Interdepartmental Program

First Advisor

Rebecca Brown

Abstract

Waste amendments, such as food or yard waste, are abundant potential sources of C for soil organic matter and nutrients for crop production. A number of amendments, like gelatin waste and dehydrated food waste, remain relatively unstudied. For those amendments that have been extensively studied, like biosolids and paper waste, the conclusions about their effects on soil and crops are often conflicting, likely due to the varying experimental conditions. To address this gap in knowledge, I compared six waste amendments and their effects on soil quality and vegetable crop production to a mineral fertilizer control.

In a two-year field trial (2013 and 2014) I compared the effects of paper fiber sludge/chicken manure (PF), biosolids/yard waste co-compost (BS), multi-source compost (MS), yard waste compost (YW), dehydrated food waste (FW), and gelatin waste (GW) against a mineral fertilizer (20-20-20). Three crops were included in the study: sweet corn (Zea mays cv. Applause and Brocade (2013) and Applause and Montauk (2014)), butternut squash (Cucurbita moschata cv. JWS 6823), and potatoes (Solanum tuberosum cv. Eva) for their physiological diversity and importance to the local economy. The experiment was conducted at the University of Rhode Island’s Greene H. Gardiner Crop Science Field Laboratory in Kingston, RI, and was laid out in a randomized block design (n=4). Waste amendments were applied to supply 10,000 kg C/ha over two seasons.

Amendments were analyzed for pH, electrical conductivity (EC), total C, N and P content, organic matter (OM) content, moisture, density and heavy metals. Amendment effects on soil quality were assessed based on soil OM levels, bulk density, pH, and moisture. Soil samples were also tested for EC and heavy metals, two of the potential limiting factors for the use of waste amendments. Levels of inorganic N and potentially mineralizable N (PMN) were used to assess effects on soil fertility. Crop quality was assessed based on emergence and early growth, nutrient and heavy metal concentrations of tissue samples, and yield quantity and quality.

Waste amendment properties, including pH, moisture, density, and OM content, varied between wastes, and year-to-year for the same waste, however none had problematically high EC or heavy metal levels. The nutrient (N, P, K) density of amendments was generally low, although GW contained considerable amounts of both N and P. Unique characteristics, like the presence of seashells in MS, affect estimates of carbon inputs and effects on soil pH, and are therefore important to note.

**STATED EXERCISE A**: Rewrite the entries from their start through the line with "- colorbar-tick-label: 200: [528, 295, 553, 310]", changing "y-tick-label" to "y-tick-text" and leaving everything else as it is.
The entries have no connection to the waste amendments abstract.

**LISTED RECORDS**:
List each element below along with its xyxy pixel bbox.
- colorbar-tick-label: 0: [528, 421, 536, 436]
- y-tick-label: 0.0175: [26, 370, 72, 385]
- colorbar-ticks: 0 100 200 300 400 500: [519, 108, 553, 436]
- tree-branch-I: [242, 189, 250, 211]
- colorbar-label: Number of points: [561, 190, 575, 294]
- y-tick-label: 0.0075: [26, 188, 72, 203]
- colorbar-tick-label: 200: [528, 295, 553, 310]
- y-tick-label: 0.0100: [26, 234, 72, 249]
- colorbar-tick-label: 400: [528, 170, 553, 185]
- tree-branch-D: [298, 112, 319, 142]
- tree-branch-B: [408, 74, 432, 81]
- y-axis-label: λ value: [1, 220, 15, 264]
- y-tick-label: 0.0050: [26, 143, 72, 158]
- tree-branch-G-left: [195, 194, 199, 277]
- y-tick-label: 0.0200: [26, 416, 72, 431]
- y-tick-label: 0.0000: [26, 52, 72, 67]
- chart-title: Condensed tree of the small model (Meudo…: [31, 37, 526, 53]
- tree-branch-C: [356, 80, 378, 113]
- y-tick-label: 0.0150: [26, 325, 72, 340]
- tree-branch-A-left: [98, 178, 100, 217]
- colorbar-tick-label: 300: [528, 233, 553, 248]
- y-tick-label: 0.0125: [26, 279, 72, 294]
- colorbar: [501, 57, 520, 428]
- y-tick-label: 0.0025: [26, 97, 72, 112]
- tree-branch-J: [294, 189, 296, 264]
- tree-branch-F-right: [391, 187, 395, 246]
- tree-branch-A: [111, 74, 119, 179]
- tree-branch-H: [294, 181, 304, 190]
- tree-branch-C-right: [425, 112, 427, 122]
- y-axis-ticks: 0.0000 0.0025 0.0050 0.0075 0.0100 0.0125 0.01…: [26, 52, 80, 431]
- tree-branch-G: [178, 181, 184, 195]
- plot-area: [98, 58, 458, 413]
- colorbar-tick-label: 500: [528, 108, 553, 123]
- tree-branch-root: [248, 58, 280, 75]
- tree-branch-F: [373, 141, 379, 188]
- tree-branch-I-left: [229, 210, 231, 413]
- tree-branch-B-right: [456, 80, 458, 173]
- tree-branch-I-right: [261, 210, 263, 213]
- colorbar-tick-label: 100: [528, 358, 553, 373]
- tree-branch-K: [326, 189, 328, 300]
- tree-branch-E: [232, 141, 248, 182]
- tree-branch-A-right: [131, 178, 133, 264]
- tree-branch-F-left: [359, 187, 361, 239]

**STATED EXERCISE B**: Reproduce the waste amendments abstract word for word from "Waste amendment properties, including" to "important to note.".

**CORRECT RESULT A**:
List each element below along with its xyxy pixel bbox.
- colorbar-tick-label: 0: [528, 421, 536, 436]
- y-tick-text: 0.0175: [26, 370, 72, 385]
- colorbar-ticks: 0 100 200 300 400 500: [519, 108, 553, 436]
- tree-branch-I: [242, 189, 250, 211]
- colorbar-label: Number of points: [561, 190, 575, 294]
- y-tick-text: 0.0075: [26, 188, 72, 203]
- colorbar-tick-label: 200: [528, 295, 553, 310]

**CORRECT RESULT B**:
Waste amendment properties, including pH, moisture, density, and OM content, varied between wastes, and year-to-year for the same waste, however none had problematically high EC or heavy metal levels. The nutrient (N, P, K) density of amendments was generally low, although GW contained considerable amounts of both N and P. Unique characteristics, like the presence of seashells in MS, affect estimates of carbon inputs and effects on soil pH, and are therefore important to note.